# [Records supplied]
-*-

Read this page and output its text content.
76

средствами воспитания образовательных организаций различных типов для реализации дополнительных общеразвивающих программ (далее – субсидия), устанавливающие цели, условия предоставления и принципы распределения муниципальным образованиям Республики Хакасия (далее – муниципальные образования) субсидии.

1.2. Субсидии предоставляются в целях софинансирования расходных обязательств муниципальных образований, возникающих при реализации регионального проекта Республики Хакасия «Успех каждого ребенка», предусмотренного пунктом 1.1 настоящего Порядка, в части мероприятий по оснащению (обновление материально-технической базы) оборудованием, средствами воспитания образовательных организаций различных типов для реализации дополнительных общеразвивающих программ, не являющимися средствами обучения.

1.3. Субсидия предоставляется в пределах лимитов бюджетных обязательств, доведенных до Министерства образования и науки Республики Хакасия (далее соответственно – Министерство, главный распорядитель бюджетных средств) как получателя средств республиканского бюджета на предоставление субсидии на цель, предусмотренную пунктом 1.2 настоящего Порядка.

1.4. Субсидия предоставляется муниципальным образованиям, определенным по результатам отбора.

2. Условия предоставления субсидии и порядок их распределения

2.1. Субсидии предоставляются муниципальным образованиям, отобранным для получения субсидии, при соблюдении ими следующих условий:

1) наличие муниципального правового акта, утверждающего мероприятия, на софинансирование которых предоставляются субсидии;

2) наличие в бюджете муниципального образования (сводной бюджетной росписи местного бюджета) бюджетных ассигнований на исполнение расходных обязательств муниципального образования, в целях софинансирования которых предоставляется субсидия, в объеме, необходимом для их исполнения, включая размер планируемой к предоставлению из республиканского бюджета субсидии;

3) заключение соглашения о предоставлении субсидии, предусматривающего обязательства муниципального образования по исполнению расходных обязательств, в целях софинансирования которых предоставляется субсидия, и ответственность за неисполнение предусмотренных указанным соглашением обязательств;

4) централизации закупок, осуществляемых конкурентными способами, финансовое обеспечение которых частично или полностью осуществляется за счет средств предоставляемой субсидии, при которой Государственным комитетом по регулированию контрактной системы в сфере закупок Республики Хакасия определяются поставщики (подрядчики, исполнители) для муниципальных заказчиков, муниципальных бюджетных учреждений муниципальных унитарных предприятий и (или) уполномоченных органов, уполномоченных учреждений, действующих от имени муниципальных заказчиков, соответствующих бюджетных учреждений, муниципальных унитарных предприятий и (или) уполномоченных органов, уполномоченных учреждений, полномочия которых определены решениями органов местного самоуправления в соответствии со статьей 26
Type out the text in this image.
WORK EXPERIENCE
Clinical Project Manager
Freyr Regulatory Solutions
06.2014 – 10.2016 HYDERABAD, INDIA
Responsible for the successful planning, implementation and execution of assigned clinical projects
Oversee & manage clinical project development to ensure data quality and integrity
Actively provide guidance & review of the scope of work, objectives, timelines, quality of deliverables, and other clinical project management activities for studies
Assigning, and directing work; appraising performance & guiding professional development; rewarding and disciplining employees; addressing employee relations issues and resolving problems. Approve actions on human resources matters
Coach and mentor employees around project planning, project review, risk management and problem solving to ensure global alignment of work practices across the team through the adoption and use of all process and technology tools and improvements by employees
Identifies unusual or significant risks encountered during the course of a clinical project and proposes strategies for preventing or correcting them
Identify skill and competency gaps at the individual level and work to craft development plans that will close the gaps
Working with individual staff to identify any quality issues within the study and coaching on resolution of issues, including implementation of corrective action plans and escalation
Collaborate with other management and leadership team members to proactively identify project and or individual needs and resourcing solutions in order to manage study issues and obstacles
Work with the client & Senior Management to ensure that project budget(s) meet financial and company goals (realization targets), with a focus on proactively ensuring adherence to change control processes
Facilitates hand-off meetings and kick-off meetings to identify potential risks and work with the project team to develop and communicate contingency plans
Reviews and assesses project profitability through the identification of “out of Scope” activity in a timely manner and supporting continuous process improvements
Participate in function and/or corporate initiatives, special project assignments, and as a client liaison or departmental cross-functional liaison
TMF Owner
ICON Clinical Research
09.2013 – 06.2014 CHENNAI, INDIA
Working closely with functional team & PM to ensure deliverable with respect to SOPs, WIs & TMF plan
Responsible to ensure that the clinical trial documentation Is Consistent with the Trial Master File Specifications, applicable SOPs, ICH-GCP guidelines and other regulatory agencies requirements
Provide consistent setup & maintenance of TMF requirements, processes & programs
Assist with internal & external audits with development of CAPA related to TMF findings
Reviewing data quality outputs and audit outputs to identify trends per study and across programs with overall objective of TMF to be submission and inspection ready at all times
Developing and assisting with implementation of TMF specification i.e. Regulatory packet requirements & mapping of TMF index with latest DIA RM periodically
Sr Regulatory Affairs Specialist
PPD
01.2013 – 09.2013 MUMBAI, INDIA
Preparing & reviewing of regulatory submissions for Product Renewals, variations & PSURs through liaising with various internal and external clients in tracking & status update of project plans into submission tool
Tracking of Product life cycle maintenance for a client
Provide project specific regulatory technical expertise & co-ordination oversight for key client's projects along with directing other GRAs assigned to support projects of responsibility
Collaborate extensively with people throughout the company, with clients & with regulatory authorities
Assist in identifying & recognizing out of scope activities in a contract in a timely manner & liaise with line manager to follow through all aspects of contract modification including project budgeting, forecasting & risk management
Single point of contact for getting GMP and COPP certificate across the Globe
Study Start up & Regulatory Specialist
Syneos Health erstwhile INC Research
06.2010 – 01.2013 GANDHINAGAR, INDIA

-*-

Quote every entry exactly.

# [Final result]
Read this page and output its text content.
76

средствами воспитания образовательных организаций различных типов для реализации дополнительных общеразвивающих программ (далее – субсидия), устанавливающие цели, условия предоставления и принципы распределения муниципальным образованиям Республики Хакасия (далее – муниципальные образования) субсидии.

1.2. Субсидии предоставляются в целях софинансирования расходных обязательств муниципальных образований, возникающих при реализации регионального проекта Республики Хакасия «Успех каждого ребенка», предусмотренного пунктом 1.1 настоящего Порядка, в части мероприятий по оснащению (обновление материально-технической базы) оборудованием, средствами воспитания образовательных организаций различных типов для реализации дополнительных общеразвивающих программ, не являющимися средствами обучения.

1.3. Субсидия предоставляется в пределах лимитов бюджетных обязательств, доведенных до Министерства образования и науки Республики Хакасия (далее соответственно – Министерство, главный распорядитель бюджетных средств) как получателя средств республиканского бюджета на предоставление субсидии на цель, предусмотренную пунктом 1.2 настоящего Порядка.

1.4. Субсидия предоставляется муниципальным образованиям, определенным по результатам отбора.

2. Условия предоставления субсидии и порядок их распределения

2.1. Субсидии предоставляются муниципальным образованиям, отобранным для получения субсидии, при соблюдении ими следующих условий:

1) наличие муниципального правового акта, утверждающего мероприятия, на софинансирование которых предоставляются субсидии;

2) наличие в бюджете муниципального образования (сводной бюджетной росписи местного бюджета) бюджетных ассигнований на исполнение расходных обязательств муниципального образования, в целях софинансирования которых предоставляется субсидия, в объеме, необходимом для их исполнения, включая размер планируемой к предоставлению из республиканского бюджета субсидии;

3) заключение соглашения о предоставлении субсидии, предусматривающего обязательства муниципального образования по исполнению расходных обязательств, в целях софинансирования которых предоставляется субсидия, и ответственность за неисполнение предусмотренных указанным соглашением обязательств;

4) централизации закупок, осуществляемых конкурентными способами, финансовое обеспечение которых частично или полностью осуществляется за счет средств предоставляемой субсидии, при которой Государственным комитетом по регулированию контрактной системы в сфере закупок Республики Хакасия определяются поставщики (подрядчики, исполнители) для муниципальных заказчиков, муниципальных бюджетных учреждений муниципальных унитарных предприятий и (или) уполномоченных органов, уполномоченных учреждений, действующих от имени муниципальных заказчиков, соответствующих бюджетных учреждений, муниципальных унитарных предприятий и (или) уполномоченных органов, уполномоченных учреждений, полномочия которых определены решениями органов местного самоуправления в соответствии со статьей 26
Type out the text in this image.
WORK EXPERIENCE
Clinical Project Manager
Freyr Regulatory Solutions
06.2014 – 10.2016 HYDERABAD, INDIA
Responsible for the successful planning, implementation and execution of assigned clinical projects
Oversee & manage clinical project development to ensure data quality and integrity
Actively provide guidance & review of the scope of work, objectives, timelines, quality of deliverables, and other clinical project management activities for studies
Assigning, and directing work; appraising performance & guiding professional development; rewarding and disciplining employees; addressing employee relations issues and resolving problems. Approve actions on human resources matters
Coach and mentor employees around project planning, project review, risk management and problem solving to ensure global alignment of work practices across the team through the adoption and use of all process and technology tools and improvements by employees
Identifies unusual or significant risks encountered during the course of a clinical project and proposes strategies for preventing or correcting them
Identify skill and competency gaps at the individual level and work to craft development plans that will close the gaps
Working with individual staff to identify any quality issues within the study and coaching on resolution of issues, including implementation of corrective action plans and escalation
Collaborate with other management and leadership team members to proactively identify project and or individual needs and resourcing solutions in order to manage study issues and obstacles
Work with the client & Senior Management to ensure that project budget(s) meet financial and company goals (realization targets), with a focus on proactively ensuring adherence to change control processes
Facilitates hand-off meetings and kick-off meetings to identify potential risks and work with the project team to develop and communicate contingency plans
Reviews and assesses project profitability through the identification of “out of Scope” activity in a timely manner and supporting continuous process improvements
Participate in function and/or corporate initiatives, special project assignments, and as a client liaison or departmental cross-functional liaison
TMF Owner
ICON Clinical Research
09.2013 – 06.2014 CHENNAI, INDIA
Working closely with functional team & PM to ensure deliverable with respect to SOPs, WIs & TMF plan
Responsible to ensure that the clinical trial documentation Is Consistent with the Trial Master File Specifications, applicable SOPs, ICH-GCP guidelines and other regulatory agencies requirements
Provide consistent setup & maintenance of TMF requirements, processes & programs
Assist with internal & external audits with development of CAPA related to TMF findings
Reviewing data quality outputs and audit outputs to identify trends per study and across programs with overall objective of TMF to be submission and inspection ready at all times
Developing and assisting with implementation of TMF specification i.e. Regulatory packet requirements & mapping of TMF index with latest DIA RM periodically
Sr Regulatory Affairs Specialist
PPD
01.2013 – 09.2013 MUMBAI, INDIA
Preparing & reviewing of regulatory submissions for Product Renewals, variations & PSURs through liaising with various internal and external clients in tracking & status update of project plans into submission tool
Tracking of Product life cycle maintenance for a client
Provide project specific regulatory technical expertise & co-ordination oversight for key client's projects along with directing other GRAs assigned to support projects of responsibility
Collaborate extensively with people throughout the company, with clients & with regulatory authorities
Assist in identifying & recognizing out of scope activities in a contract in a timely manner & liaise with line manager to follow through all aspects of contract modification including project budgeting, forecasting & risk management
Single point of contact for getting GMP and COPP certificate across the Globe
Study Start up & Regulatory Specialist
Syneos Health erstwhile INC Research
06.2010 – 01.2013 GANDHINAGAR, INDIA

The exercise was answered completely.